● STATED GOAL: Copy every line, leaving nothing out and adding nothing.

● RECORDS TO USE:
## start
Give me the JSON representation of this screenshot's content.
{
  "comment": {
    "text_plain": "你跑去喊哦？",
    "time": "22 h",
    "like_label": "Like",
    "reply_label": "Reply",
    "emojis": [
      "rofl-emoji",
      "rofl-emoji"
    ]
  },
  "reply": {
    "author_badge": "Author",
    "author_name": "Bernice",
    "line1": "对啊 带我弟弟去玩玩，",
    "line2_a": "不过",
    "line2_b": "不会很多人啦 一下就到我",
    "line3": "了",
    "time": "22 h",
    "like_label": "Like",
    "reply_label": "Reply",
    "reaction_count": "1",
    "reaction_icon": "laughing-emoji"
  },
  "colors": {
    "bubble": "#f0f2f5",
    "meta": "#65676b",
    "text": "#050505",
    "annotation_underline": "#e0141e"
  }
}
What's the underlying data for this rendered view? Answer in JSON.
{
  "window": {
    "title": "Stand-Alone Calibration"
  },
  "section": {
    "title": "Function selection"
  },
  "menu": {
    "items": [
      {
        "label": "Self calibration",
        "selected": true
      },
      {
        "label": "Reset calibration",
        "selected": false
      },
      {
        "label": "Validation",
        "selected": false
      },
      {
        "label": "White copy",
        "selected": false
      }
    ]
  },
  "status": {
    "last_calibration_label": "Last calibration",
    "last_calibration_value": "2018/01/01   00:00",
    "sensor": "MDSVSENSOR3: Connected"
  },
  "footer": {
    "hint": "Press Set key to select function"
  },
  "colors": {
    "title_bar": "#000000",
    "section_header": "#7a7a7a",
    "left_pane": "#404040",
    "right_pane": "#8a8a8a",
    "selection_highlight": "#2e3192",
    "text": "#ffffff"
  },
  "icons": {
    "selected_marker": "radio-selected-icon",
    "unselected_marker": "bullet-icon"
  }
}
## end
● RESULT:
Give me the JSON representation of this screenshot's content.
{
  "comment": {
    "text_plain": "你跑去喊哦？",
    "time": "22 h",
    "like_label": "Like",
    "reply_label": "Reply",
    "emojis": [
      "rofl-emoji",
      "rofl-emoji"
    ]
  },
  "reply": {
    "author_badge": "Author",
    "author_name": "Bernice",
    "line1": "对啊 带我弟弟去玩玩，",
    "line2_a": "不过",
    "line2_b": "不会很多人啦 一下就到我",
    "line3": "了",
    "time": "22 h",
    "like_label": "Like",
    "reply_label": "Reply",
    "reaction_count": "1",
    "reaction_icon": "laughing-emoji"
  },
  "colors": {
    "bubble": "#f0f2f5",
    "meta": "#65676b",
    "text": "#050505",
    "annotation_underline": "#e0141e"
  }
}
What's the underlying data for this rendered view? Answer in JSON.
{
  "window": {
    "title": "Stand-Alone Calibration"
  },
  "section": {
    "title": "Function selection"
  },
  "menu": {
    "items": [
      {
        "label": "Self calibration",
        "selected": true
      },
      {
        "label": "Reset calibration",
        "selected": false
      },
      {
        "label": "Validation",
        "selected": false
      },
      {
        "label": "White copy",
        "selected": false
      }
    ]
  },
  "status": {
    "last_calibration_label": "Last calibration",
    "last_calibration_value": "2018/01/01   00:00",
    "sensor": "MDSVSENSOR3: Connected"
  },
  "footer": {
    "hint": "Press Set key to select function"
  },
  "colors": {
    "title_bar": "#000000",
    "section_header": "#7a7a7a",
    "left_pane": "#404040",
    "right_pane": "#8a8a8a",
    "selection_highlight": "#2e3192",
    "text": "#ffffff"
  },
  "icons": {
    "selected_marker": "radio-selected-icon",
    "unselected_marker": "bullet-icon"
  }
}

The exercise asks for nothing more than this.